**SET EXERCISE:** Would you repeat the listing exactly but omit every picture?

============

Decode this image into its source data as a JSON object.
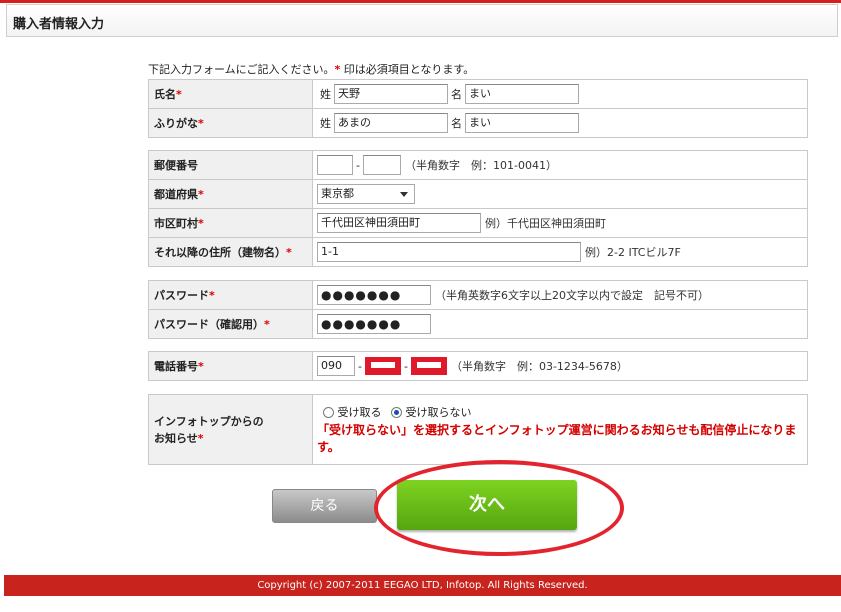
{
  "header": {
    "title": "購入者情報入力"
  },
  "intro": {
    "before": "下記入力フォームにご記入ください。",
    "mark": "*",
    "after": " 印は必須項目となります。"
  },
  "required_mark": "*",
  "name": {
    "label": "氏名",
    "sei_label": "姓",
    "sei_value": "天野",
    "mei_label": "名",
    "mei_value": "まい"
  },
  "kana": {
    "label": "ふりがな",
    "sei_label": "姓",
    "sei_value": "あまの",
    "mei_label": "名",
    "mei_value": "まい"
  },
  "postal": {
    "label": "郵便番号",
    "sep": "-",
    "hint": "（半角数字　例：101-0041）"
  },
  "prefecture": {
    "label": "都道府県",
    "selected": "東京都"
  },
  "city": {
    "label": "市区町村",
    "value": "千代田区神田須田町",
    "hint": "例）千代田区神田須田町"
  },
  "address": {
    "label": "それ以降の住所（建物名）",
    "value": "1-1",
    "hint": "例）2-2 ITCビル7F"
  },
  "password": {
    "label": "パスワード",
    "value": "●●●●●●●",
    "hint": "（半角英数字6文字以上20文字以内で設定　記号不可）"
  },
  "password_confirm": {
    "label": "パスワード（確認用）",
    "value": "●●●●●●●"
  },
  "phone": {
    "label": "電話番号",
    "part1": "090",
    "sep": "-",
    "hint": "（半角数字　例：03-1234-5678）"
  },
  "newsletter": {
    "label_line1": "インフォトップからの",
    "label_line2": "お知らせ",
    "opt_receive": "受け取る",
    "opt_decline": "受け取らない",
    "selected": "受け取らない",
    "warning": "「受け取らない」を選択するとインフォトップ運営に関わるお知らせも配信停止になります。"
  },
  "buttons": {
    "back": "戻る",
    "next": "次へ"
  },
  "footer": {
    "copyright": "Copyright (c) 2007-2011 EEGAO LTD, Infotop. All Rights Reserved."
  },
  "colors": {
    "accent_red": "#d62020",
    "next_green": "#6cc11a",
    "warning_red": "#d40000",
    "annotation_red": "#e3242e"
  }
}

============

**SOLUTION BELOW:**
Decode this image into its source data as a JSON object.
{
  "header": {
    "title": "購入者情報入力"
  },
  "intro": {
    "before": "下記入力フォームにご記入ください。",
    "mark": "*",
    "after": " 印は必須項目となります。"
  },
  "required_mark": "*",
  "name": {
    "label": "氏名",
    "sei_label": "姓",
    "sei_value": "天野",
    "mei_label": "名",
    "mei_value": "まい"
  },
  "kana": {
    "label": "ふりがな",
    "sei_label": "姓",
    "sei_value": "あまの",
    "mei_label": "名",
    "mei_value": "まい"
  },
  "postal": {
    "label": "郵便番号",
    "sep": "-",
    "hint": "（半角数字　例：101-0041）"
  },
  "prefecture": {
    "label": "都道府県",
    "selected": "東京都"
  },
  "city": {
    "label": "市区町村",
    "value": "千代田区神田須田町",
    "hint": "例）千代田区神田須田町"
  },
  "address": {
    "label": "それ以降の住所（建物名）",
    "value": "1-1",
    "hint": "例）2-2 ITCビル7F"
  },
  "password": {
    "label": "パスワード",
    "value": "●●●●●●●",
    "hint": "（半角英数字6文字以上20文字以内で設定　記号不可）"
  },
  "password_confirm": {
    "label": "パスワード（確認用）",
    "value": "●●●●●●●"
  },
  "phone": {
    "label": "電話番号",
    "part1": "090",
    "sep": "-",
    "hint": "（半角数字　例：03-1234-5678）"
  },
  "newsletter": {
    "label_line1": "インフォトップからの",
    "label_line2": "お知らせ",
    "opt_receive": "受け取る",
    "opt_decline": "受け取らない",
    "selected": "受け取らない",
    "warning": "「受け取らない」を選択するとインフォトップ運営に関わるお知らせも配信停止になります。"
  },
  "buttons": {
    "back": "戻る",
    "next": "次へ"
  },
  "footer": {
    "copyright": "Copyright (c) 2007-2011 EEGAO LTD, Infotop. All Rights Reserved."
  },
  "colors": {
    "accent_red": "#d62020",
    "next_green": "#6cc11a",
    "warning_red": "#d40000",
    "annotation_red": "#e3242e"
  }
}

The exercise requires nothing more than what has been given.